### Task details
Look for the word "Северной" in the entries below, then copy every line that has it.
[START]
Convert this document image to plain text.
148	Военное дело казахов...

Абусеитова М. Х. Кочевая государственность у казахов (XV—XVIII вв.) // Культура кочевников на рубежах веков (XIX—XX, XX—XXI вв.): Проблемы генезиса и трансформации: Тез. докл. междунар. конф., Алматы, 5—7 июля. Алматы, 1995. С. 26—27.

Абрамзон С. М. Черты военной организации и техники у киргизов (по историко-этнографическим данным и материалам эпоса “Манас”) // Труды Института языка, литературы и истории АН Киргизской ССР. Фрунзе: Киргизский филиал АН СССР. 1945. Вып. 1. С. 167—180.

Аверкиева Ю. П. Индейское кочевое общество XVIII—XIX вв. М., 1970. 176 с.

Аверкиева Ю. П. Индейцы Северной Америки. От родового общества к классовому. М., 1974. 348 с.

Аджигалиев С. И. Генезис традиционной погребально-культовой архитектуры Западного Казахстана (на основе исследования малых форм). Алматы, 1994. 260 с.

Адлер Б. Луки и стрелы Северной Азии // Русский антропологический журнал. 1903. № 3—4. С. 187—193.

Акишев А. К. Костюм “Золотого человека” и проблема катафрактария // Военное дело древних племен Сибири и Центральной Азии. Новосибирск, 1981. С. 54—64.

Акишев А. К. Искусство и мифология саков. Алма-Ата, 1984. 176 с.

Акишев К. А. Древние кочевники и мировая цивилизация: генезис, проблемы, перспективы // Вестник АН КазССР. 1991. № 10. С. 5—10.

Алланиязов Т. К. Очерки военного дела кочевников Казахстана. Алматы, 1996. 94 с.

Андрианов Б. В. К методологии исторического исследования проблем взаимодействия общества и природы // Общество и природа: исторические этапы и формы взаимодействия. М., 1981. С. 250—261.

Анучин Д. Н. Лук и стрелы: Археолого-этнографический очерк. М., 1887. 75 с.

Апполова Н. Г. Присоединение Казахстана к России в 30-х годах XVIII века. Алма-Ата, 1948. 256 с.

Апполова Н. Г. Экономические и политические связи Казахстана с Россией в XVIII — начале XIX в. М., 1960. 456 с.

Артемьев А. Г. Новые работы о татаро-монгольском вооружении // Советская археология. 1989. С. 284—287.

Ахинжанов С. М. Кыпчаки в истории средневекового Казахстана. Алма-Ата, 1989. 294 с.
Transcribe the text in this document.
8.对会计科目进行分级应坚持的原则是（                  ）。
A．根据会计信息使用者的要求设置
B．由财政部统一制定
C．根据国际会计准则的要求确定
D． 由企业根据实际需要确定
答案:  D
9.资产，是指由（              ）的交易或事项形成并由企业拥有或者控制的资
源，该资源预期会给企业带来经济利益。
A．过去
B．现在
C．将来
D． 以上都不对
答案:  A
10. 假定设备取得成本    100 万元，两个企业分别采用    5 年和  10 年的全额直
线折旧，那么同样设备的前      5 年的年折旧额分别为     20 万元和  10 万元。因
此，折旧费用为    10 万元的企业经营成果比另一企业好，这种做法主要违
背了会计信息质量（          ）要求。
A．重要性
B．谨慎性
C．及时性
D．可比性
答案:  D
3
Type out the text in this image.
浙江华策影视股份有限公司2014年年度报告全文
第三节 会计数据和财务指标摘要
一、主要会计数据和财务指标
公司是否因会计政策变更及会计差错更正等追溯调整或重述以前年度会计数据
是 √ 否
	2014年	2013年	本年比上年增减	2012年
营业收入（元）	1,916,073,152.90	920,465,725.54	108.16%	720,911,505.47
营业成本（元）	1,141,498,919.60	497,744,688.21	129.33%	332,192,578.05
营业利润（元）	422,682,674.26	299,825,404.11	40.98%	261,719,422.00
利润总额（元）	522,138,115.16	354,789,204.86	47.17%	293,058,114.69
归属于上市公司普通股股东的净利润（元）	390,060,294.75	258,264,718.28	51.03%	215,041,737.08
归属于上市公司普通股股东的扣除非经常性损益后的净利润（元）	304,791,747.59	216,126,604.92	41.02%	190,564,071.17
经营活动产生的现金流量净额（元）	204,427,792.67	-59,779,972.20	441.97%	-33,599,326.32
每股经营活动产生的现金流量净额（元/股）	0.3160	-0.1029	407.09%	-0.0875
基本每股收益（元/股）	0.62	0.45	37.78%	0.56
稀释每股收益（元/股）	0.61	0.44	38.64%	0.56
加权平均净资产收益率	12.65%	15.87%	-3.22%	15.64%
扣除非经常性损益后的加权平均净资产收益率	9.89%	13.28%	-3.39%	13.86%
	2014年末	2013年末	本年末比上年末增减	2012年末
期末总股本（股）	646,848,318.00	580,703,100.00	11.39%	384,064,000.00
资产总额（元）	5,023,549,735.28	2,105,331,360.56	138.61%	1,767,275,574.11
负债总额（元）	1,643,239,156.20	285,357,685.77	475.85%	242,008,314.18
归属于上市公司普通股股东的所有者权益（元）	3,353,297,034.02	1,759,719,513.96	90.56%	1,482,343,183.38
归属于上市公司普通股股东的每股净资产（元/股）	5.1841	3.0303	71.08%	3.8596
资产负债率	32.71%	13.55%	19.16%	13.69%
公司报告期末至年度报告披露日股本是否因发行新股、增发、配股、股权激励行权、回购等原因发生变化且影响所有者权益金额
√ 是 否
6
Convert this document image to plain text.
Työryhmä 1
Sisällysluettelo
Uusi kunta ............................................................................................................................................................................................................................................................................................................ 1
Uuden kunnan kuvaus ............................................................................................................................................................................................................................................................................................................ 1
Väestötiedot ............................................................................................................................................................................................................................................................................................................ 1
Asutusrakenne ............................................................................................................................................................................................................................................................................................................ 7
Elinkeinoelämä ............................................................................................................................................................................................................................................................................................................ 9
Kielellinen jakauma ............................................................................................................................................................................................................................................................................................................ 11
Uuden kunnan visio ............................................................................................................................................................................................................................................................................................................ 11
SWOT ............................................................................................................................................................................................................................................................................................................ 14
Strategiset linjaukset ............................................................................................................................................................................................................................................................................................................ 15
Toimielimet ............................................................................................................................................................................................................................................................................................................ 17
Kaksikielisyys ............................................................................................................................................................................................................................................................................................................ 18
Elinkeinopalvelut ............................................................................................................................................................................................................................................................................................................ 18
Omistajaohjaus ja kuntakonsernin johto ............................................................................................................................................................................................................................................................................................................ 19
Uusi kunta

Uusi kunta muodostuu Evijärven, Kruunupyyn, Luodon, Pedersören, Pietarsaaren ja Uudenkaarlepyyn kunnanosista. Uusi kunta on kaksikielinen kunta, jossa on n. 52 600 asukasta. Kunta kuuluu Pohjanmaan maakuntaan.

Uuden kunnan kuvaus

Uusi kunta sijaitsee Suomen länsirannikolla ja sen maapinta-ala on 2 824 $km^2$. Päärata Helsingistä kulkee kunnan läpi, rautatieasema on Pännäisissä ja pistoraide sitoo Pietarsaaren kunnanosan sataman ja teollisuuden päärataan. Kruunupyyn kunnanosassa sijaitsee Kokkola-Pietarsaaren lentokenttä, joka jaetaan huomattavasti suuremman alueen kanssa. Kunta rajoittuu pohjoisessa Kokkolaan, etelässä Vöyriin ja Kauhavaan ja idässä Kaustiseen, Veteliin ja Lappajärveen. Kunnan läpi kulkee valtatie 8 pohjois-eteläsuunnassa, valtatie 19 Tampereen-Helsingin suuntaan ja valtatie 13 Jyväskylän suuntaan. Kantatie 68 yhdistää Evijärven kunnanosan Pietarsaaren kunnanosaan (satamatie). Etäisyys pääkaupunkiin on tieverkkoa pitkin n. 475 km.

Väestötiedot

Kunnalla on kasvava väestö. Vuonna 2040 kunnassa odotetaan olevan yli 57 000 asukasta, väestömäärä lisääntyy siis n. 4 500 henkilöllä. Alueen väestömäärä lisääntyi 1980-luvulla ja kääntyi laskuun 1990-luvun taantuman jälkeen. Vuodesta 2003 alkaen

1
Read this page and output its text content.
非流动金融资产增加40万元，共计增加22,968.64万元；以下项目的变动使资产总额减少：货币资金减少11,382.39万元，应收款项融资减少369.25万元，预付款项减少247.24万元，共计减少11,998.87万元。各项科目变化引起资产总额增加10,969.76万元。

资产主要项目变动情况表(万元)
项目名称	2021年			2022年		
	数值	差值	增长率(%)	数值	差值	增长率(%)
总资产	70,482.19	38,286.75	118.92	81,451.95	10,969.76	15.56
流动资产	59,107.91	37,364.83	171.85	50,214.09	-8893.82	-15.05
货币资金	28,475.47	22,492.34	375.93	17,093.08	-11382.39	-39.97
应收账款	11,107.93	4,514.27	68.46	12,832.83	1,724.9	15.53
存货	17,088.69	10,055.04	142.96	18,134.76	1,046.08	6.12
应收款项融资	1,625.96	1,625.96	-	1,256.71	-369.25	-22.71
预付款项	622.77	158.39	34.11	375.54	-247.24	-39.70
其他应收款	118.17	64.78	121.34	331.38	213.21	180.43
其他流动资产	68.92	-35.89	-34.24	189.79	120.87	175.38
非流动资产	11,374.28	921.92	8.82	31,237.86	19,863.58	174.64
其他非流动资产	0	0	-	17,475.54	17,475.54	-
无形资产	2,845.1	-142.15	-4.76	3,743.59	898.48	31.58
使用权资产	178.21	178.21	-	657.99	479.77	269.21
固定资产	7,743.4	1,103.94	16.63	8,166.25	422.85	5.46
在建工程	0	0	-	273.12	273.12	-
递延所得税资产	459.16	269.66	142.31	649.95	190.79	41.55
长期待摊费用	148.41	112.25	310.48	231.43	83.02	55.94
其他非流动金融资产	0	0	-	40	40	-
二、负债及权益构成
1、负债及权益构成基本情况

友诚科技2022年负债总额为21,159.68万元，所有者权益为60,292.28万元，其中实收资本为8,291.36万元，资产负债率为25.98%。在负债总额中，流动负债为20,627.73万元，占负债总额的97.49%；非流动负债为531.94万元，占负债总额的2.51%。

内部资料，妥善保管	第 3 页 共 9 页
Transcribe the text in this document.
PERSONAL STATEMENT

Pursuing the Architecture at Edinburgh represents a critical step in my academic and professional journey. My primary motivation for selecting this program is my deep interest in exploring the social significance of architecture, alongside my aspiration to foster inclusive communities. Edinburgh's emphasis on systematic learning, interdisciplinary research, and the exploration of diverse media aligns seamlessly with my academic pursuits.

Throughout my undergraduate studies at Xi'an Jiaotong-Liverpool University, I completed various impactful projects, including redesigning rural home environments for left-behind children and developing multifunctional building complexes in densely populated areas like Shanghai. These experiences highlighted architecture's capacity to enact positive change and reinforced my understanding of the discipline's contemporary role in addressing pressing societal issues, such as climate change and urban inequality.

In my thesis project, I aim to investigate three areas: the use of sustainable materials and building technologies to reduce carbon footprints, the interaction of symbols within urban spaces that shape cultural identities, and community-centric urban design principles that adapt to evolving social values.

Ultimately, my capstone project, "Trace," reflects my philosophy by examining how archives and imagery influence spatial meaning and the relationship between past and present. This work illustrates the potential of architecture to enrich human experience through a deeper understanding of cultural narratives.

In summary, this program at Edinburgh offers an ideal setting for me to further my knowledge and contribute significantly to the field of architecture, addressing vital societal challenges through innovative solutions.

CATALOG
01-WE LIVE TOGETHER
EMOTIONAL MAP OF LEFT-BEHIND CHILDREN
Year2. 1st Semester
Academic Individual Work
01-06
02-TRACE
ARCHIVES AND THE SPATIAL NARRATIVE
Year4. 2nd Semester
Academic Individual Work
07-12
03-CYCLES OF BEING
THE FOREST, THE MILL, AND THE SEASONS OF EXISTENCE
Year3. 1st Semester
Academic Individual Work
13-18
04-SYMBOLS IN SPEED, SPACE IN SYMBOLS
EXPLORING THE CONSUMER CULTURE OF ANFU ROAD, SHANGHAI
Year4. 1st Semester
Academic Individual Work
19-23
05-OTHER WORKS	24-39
[END]
### Answer to the problem
Аверкиева Ю. П. Индейцы Северной Америки. От родового общества к классовому. М., 1974. 348 с.
Адлер Б. Луки и стрелы Северной Азии // Русский антропологический журнал. 1903. № 3—4. С. 187—193.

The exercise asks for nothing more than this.